## EXERCISE PROMPT
Look through the lines below and state how many hold the word "HUSD". Write only the number.

(Dataset excerpts)
################

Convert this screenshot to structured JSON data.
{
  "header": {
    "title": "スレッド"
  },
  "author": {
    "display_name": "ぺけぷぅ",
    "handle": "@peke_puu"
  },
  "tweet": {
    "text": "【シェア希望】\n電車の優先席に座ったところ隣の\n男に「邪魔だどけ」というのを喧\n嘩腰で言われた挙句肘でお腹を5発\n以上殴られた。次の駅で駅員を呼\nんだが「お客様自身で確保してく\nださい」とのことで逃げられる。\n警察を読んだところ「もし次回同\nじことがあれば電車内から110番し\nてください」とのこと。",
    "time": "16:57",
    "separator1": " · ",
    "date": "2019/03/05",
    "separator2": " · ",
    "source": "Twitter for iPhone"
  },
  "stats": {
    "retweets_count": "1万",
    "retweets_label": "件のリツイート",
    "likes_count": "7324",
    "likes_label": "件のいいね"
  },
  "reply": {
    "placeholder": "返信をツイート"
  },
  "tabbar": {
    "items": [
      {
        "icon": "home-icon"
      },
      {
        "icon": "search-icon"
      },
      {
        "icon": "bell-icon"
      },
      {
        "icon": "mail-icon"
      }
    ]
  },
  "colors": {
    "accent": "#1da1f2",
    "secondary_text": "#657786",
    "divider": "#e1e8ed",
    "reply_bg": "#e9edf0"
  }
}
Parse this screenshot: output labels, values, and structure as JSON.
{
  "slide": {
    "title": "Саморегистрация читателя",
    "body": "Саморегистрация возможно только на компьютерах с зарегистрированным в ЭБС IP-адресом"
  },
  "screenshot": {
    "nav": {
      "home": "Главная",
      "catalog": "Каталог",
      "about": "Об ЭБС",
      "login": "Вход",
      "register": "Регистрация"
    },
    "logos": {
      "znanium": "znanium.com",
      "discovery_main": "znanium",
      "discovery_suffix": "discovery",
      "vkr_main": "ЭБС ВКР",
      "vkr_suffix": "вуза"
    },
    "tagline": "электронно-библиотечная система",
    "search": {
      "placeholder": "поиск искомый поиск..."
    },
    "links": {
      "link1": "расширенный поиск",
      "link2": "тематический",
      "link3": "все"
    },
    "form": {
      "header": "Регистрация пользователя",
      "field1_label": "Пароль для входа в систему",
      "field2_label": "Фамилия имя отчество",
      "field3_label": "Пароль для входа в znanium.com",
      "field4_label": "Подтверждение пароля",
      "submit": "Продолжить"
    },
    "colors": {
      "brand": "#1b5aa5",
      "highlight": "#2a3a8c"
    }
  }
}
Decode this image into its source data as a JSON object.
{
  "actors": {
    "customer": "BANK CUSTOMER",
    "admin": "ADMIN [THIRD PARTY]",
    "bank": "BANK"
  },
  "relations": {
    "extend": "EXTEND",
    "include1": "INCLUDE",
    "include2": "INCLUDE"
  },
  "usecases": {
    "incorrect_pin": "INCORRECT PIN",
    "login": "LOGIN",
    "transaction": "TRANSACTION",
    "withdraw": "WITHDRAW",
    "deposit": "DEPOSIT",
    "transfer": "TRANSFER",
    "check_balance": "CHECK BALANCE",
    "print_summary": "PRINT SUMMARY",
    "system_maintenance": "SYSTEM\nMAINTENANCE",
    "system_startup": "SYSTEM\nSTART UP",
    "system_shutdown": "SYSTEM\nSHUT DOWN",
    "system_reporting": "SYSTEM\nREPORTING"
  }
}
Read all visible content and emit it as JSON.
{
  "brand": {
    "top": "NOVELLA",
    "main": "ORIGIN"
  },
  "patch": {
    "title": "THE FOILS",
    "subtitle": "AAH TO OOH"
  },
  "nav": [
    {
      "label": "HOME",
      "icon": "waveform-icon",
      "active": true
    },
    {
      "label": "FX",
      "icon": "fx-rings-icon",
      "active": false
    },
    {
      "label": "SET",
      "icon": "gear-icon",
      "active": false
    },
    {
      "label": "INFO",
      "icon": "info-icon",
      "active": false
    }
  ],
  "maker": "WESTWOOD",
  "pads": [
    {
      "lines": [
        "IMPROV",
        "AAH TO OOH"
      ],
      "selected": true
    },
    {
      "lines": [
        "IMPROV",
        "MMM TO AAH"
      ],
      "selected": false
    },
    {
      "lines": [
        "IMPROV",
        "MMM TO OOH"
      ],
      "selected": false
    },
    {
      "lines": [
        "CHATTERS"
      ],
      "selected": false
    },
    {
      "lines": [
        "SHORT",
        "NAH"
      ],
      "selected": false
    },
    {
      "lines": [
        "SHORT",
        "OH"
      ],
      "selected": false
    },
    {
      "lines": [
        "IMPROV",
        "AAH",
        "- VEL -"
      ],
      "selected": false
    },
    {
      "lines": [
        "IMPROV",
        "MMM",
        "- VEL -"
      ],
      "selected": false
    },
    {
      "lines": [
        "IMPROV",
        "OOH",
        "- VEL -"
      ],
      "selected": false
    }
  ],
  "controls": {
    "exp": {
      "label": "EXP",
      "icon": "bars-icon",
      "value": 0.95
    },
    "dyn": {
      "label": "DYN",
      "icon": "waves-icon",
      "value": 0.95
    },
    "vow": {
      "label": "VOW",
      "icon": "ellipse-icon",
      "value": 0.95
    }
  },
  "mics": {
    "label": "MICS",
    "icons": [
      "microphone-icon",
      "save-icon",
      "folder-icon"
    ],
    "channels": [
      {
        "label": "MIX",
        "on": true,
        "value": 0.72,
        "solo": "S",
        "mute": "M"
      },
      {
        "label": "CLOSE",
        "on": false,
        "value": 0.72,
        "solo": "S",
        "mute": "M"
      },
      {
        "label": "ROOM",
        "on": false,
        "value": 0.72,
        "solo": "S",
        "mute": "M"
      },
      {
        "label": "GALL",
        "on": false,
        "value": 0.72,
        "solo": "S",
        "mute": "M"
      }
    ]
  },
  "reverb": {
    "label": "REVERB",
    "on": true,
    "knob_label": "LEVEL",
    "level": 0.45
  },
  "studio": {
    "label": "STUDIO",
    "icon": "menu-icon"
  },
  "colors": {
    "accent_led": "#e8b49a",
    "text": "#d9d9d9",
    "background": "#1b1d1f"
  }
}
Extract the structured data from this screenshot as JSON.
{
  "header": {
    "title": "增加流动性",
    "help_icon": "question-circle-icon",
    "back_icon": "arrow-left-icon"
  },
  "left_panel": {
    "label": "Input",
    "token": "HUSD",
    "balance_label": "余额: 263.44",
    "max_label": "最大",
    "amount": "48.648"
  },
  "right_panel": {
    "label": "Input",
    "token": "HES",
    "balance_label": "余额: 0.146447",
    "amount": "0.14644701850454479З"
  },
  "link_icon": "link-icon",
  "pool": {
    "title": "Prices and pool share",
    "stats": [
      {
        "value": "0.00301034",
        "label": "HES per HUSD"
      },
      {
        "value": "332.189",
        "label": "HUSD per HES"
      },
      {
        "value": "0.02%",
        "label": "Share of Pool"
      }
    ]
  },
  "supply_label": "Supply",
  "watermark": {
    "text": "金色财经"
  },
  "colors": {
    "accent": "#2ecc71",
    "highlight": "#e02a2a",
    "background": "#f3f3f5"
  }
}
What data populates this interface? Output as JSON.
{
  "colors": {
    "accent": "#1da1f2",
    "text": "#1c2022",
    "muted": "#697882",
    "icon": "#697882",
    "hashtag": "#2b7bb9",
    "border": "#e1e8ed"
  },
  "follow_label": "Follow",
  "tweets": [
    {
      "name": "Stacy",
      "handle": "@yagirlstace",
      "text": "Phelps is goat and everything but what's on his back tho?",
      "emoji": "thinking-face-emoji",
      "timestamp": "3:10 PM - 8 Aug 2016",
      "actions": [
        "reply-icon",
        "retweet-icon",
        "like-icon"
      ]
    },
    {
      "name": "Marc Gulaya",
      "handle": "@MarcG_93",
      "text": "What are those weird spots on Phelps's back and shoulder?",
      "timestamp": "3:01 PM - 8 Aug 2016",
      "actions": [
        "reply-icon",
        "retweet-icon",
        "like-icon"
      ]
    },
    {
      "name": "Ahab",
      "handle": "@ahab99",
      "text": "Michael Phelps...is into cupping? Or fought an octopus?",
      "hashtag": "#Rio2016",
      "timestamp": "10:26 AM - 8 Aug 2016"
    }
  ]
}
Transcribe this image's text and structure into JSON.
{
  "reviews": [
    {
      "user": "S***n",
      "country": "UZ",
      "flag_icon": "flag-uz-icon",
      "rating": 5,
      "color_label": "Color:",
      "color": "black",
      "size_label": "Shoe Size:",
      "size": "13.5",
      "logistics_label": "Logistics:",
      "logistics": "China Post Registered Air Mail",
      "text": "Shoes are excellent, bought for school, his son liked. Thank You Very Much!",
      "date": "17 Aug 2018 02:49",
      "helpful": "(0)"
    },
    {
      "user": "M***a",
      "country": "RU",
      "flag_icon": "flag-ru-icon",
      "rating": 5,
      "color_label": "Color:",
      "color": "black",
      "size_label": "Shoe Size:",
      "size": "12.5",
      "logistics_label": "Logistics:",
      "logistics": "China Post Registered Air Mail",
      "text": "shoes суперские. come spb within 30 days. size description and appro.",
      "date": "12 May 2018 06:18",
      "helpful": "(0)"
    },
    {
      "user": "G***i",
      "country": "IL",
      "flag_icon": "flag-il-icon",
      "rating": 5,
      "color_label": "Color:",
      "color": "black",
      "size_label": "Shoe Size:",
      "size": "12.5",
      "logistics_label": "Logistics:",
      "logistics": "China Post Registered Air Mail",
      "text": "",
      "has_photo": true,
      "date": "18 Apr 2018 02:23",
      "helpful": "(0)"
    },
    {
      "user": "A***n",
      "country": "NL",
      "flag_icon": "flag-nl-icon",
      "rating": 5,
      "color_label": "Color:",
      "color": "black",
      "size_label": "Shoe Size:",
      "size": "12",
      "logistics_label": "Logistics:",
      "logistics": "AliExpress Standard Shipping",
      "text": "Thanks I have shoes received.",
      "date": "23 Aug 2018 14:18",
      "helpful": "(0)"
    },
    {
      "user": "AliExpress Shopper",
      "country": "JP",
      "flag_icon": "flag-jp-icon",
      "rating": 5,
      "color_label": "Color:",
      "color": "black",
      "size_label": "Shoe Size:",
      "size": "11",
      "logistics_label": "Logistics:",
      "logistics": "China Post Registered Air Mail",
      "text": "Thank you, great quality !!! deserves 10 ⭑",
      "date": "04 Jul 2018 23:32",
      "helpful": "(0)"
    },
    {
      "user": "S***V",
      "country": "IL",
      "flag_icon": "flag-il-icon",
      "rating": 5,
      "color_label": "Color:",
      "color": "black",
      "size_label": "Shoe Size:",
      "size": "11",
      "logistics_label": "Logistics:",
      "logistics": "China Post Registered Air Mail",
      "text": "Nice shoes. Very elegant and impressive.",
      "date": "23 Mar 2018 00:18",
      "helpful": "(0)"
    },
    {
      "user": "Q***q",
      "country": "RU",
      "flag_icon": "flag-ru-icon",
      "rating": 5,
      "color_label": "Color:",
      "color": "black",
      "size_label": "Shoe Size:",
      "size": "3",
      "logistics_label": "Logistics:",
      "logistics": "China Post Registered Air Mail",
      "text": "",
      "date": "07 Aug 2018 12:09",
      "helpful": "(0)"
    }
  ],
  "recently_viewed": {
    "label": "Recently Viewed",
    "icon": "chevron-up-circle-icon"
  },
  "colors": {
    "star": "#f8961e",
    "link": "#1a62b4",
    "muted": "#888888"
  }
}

################

## WORKED SOLUTION
3